### SET TASK
Rewrite the rows starting at the first one and ending at the row that contains "message-line: 30.0°C bbox=[392, 367, 437, 383]", renaming "message-time" to "timestamp" everywhere it occurs and keeping everything else unchanged.

### DATA LISTING
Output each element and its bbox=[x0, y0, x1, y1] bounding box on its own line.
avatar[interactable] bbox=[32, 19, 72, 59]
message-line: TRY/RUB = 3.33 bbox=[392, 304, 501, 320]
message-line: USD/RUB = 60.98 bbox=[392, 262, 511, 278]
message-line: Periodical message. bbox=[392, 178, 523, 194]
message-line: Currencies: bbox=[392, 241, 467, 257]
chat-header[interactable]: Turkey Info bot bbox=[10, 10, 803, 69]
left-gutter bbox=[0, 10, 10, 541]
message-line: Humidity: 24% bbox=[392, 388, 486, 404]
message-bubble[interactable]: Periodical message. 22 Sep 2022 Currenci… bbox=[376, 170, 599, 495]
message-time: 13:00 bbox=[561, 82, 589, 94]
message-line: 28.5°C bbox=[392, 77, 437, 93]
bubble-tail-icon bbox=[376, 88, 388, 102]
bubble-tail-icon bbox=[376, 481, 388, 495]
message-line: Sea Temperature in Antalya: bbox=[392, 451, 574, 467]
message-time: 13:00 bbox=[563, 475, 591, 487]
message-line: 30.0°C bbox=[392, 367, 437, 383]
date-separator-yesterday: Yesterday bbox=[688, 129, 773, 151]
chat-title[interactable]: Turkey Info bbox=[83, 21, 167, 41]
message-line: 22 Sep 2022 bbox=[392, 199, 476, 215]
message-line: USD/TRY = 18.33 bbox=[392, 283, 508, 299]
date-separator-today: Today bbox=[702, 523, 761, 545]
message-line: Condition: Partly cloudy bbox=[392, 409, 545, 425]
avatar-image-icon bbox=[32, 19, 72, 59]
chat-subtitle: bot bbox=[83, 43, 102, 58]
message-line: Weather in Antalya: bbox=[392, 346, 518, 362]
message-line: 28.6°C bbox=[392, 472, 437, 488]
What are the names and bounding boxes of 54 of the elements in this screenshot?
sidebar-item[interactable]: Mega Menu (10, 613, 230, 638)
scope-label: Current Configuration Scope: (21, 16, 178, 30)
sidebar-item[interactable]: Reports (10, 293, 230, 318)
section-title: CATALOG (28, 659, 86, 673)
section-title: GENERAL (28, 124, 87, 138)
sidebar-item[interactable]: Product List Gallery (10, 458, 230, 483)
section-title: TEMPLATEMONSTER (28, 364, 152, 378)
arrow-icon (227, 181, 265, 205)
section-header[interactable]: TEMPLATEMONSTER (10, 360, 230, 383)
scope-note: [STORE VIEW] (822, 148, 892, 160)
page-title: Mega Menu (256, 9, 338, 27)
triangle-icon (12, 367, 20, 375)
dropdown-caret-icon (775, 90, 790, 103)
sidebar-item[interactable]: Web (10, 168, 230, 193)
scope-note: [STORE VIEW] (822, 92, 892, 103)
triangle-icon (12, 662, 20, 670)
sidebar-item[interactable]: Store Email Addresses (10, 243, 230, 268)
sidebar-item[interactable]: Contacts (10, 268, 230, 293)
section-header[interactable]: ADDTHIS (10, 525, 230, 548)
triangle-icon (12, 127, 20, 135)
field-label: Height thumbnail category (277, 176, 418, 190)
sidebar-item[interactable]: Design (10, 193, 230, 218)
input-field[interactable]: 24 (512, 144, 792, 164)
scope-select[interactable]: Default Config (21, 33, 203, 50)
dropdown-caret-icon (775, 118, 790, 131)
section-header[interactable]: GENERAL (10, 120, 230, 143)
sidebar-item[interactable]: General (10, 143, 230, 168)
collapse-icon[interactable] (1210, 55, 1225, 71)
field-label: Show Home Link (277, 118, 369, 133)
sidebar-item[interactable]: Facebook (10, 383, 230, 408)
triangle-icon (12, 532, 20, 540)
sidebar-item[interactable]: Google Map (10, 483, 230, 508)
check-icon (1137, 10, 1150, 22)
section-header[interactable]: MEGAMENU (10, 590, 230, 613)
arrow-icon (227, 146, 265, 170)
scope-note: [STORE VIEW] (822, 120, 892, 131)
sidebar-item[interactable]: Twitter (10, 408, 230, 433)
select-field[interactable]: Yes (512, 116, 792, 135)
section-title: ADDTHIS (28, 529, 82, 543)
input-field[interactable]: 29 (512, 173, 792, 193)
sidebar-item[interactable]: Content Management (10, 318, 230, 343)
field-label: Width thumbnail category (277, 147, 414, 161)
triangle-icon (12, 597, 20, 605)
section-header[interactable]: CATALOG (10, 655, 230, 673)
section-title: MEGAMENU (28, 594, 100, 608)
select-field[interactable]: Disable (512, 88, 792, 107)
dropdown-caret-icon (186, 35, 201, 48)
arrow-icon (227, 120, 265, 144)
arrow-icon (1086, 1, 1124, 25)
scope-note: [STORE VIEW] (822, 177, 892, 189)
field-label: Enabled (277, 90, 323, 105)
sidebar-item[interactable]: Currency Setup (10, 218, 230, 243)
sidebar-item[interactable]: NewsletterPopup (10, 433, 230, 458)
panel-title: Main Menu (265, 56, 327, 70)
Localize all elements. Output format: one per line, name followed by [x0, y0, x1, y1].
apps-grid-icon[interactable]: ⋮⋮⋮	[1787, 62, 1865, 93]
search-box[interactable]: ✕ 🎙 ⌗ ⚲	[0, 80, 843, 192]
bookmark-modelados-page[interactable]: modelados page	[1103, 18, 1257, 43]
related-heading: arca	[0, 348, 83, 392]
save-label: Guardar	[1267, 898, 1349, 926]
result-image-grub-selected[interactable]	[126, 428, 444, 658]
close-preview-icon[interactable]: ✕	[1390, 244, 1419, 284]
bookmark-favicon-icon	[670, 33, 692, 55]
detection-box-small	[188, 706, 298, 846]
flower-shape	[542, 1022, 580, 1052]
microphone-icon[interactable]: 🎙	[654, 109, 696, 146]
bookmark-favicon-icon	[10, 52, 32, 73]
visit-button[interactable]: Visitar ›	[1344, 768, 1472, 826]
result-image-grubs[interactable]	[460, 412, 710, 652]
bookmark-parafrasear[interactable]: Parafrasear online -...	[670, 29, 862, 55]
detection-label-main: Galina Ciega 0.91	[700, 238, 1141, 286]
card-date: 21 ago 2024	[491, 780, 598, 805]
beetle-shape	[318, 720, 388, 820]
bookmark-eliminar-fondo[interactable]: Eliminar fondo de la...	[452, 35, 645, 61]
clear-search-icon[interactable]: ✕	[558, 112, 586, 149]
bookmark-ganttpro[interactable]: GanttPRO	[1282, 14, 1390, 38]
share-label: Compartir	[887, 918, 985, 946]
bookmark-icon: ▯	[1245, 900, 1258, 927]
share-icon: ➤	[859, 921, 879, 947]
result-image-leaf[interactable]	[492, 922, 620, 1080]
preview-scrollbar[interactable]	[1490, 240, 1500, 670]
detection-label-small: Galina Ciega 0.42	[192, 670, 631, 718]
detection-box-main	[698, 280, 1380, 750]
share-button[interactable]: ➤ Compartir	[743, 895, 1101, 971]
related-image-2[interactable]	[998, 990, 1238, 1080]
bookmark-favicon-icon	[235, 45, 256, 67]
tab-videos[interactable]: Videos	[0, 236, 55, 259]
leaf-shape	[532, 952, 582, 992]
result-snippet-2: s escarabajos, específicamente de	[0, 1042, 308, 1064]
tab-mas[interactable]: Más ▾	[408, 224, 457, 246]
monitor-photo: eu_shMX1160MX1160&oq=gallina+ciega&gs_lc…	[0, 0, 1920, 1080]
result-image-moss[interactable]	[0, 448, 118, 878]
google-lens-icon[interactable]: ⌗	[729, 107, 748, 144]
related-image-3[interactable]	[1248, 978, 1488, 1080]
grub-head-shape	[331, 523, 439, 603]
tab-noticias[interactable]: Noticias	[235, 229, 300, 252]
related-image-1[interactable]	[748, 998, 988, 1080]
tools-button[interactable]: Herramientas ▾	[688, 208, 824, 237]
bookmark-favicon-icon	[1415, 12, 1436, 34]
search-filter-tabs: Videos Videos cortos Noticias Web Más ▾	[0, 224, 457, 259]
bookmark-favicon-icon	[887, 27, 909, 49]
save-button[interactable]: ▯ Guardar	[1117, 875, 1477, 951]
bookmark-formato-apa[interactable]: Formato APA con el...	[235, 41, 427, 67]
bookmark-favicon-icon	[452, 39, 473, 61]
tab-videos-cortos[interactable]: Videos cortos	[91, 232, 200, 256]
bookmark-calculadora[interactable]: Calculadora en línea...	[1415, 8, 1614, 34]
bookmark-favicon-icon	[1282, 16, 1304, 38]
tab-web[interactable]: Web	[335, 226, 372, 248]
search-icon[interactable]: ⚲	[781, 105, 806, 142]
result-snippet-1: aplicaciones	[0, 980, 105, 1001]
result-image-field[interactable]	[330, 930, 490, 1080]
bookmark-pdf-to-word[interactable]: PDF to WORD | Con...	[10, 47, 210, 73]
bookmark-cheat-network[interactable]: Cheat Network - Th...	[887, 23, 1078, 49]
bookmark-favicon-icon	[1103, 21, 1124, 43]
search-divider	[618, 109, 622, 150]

### COMPLETED TASK
Output each element and its bbox=[x0, y0, x1, y1] bounding box on its own line.
avatar[interactable] bbox=[32, 19, 72, 59]
message-line: TRY/RUB = 3.33 bbox=[392, 304, 501, 320]
message-line: USD/RUB = 60.98 bbox=[392, 262, 511, 278]
message-line: Periodical message. bbox=[392, 178, 523, 194]
message-line: Currencies: bbox=[392, 241, 467, 257]
chat-header[interactable]: Turkey Info bot bbox=[10, 10, 803, 69]
left-gutter bbox=[0, 10, 10, 541]
message-line: Humidity: 24% bbox=[392, 388, 486, 404]
message-bubble[interactable]: Periodical message. 22 Sep 2022 Currenci… bbox=[376, 170, 599, 495]
timestamp: 13:00 bbox=[561, 82, 589, 94]
message-line: 28.5°C bbox=[392, 77, 437, 93]
bubble-tail-icon bbox=[376, 88, 388, 102]
bubble-tail-icon bbox=[376, 481, 388, 495]
message-line: Sea Temperature in Antalya: bbox=[392, 451, 574, 467]
timestamp: 13:00 bbox=[563, 475, 591, 487]
message-line: 30.0°C bbox=[392, 367, 437, 383]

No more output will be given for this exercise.